■ Instruction:
Would you transcribe the whole listing exactly, minus its pictures?

■ Records for the exercise:
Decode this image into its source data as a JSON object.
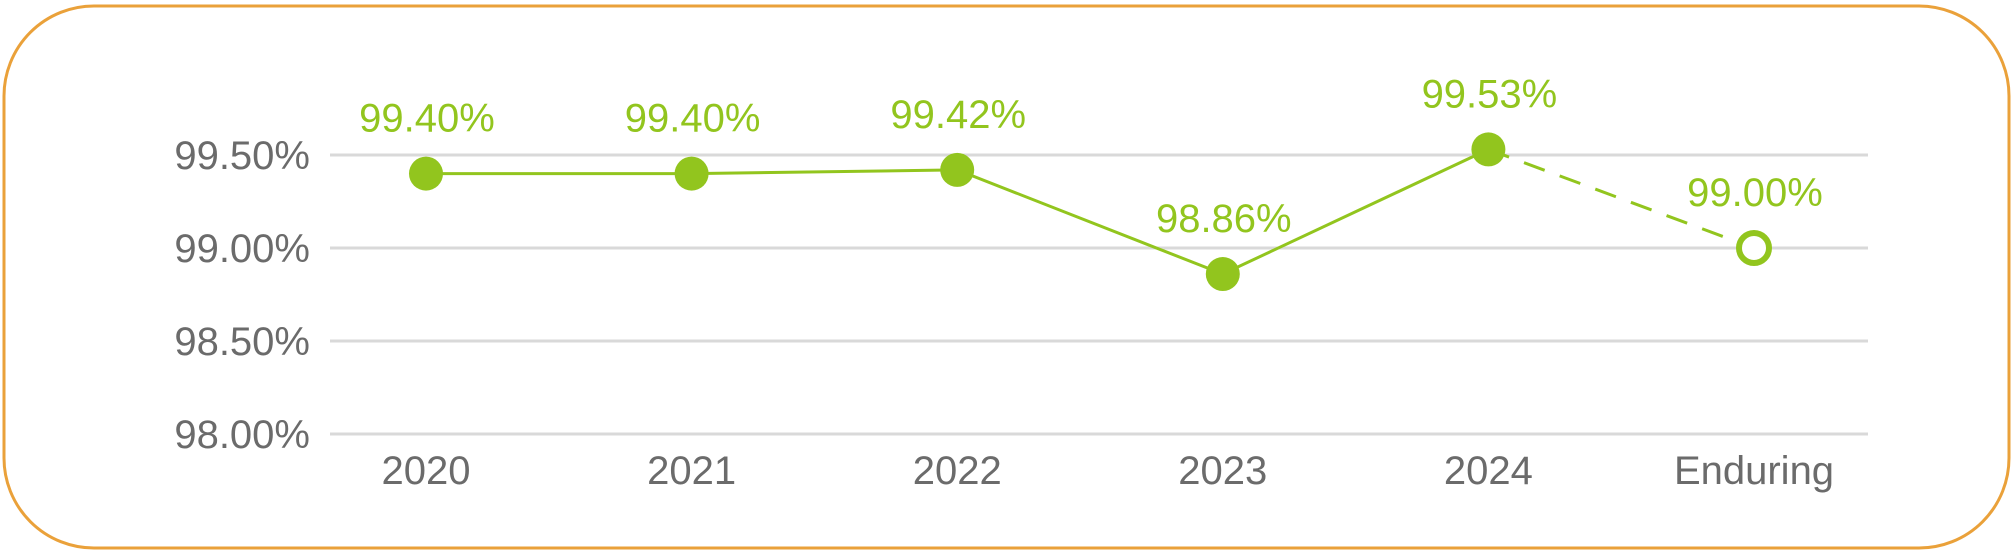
{
  "chart_data": {
    "type": "line",
    "categories": [
      "2020",
      "2021",
      "2022",
      "2023",
      "2024",
      "Enduring"
    ],
    "values": [
      99.4,
      99.4,
      99.42,
      98.86,
      99.53,
      99.0
    ],
    "data_labels": [
      "99.40%",
      "99.40%",
      "99.42%",
      "98.86%",
      "99.53%",
      "99.00%"
    ],
    "projected_from_index": 4,
    "title": "",
    "xlabel": "",
    "ylabel": "",
    "ylim": [
      98.0,
      99.5
    ],
    "yticks": [
      {
        "value": 98.0,
        "label": "98.00%"
      },
      {
        "value": 98.5,
        "label": "98.50%"
      },
      {
        "value": 99.0,
        "label": "99.00%"
      },
      {
        "value": 99.5,
        "label": "99.50%"
      }
    ],
    "grid": true,
    "legend": "none",
    "colors": {
      "series": "#92c51e",
      "axis_text": "#6b6b6b",
      "grid": "#d9d9d9",
      "frame": "#eaa13a"
    }
  }
}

■ Task answer:
Decode this image into its source data as a JSON object.
{
  "chart_data": {
    "type": "line",
    "categories": [
      "2020",
      "2021",
      "2022",
      "2023",
      "2024",
      "Enduring"
    ],
    "values": [
      99.4,
      99.4,
      99.42,
      98.86,
      99.53,
      99.0
    ],
    "data_labels": [
      "99.40%",
      "99.40%",
      "99.42%",
      "98.86%",
      "99.53%",
      "99.00%"
    ],
    "projected_from_index": 4,
    "title": "",
    "xlabel": "",
    "ylabel": "",
    "ylim": [
      98.0,
      99.5
    ],
    "yticks": [
      {
        "value": 98.0,
        "label": "98.00%"
      },
      {
        "value": 98.5,
        "label": "98.50%"
      },
      {
        "value": 99.0,
        "label": "99.00%"
      },
      {
        "value": 99.5,
        "label": "99.50%"
      }
    ],
    "grid": true,
    "legend": "none",
    "colors": {
      "series": "#92c51e",
      "axis_text": "#6b6b6b",
      "grid": "#d9d9d9",
      "frame": "#eaa13a"
    }
  }
}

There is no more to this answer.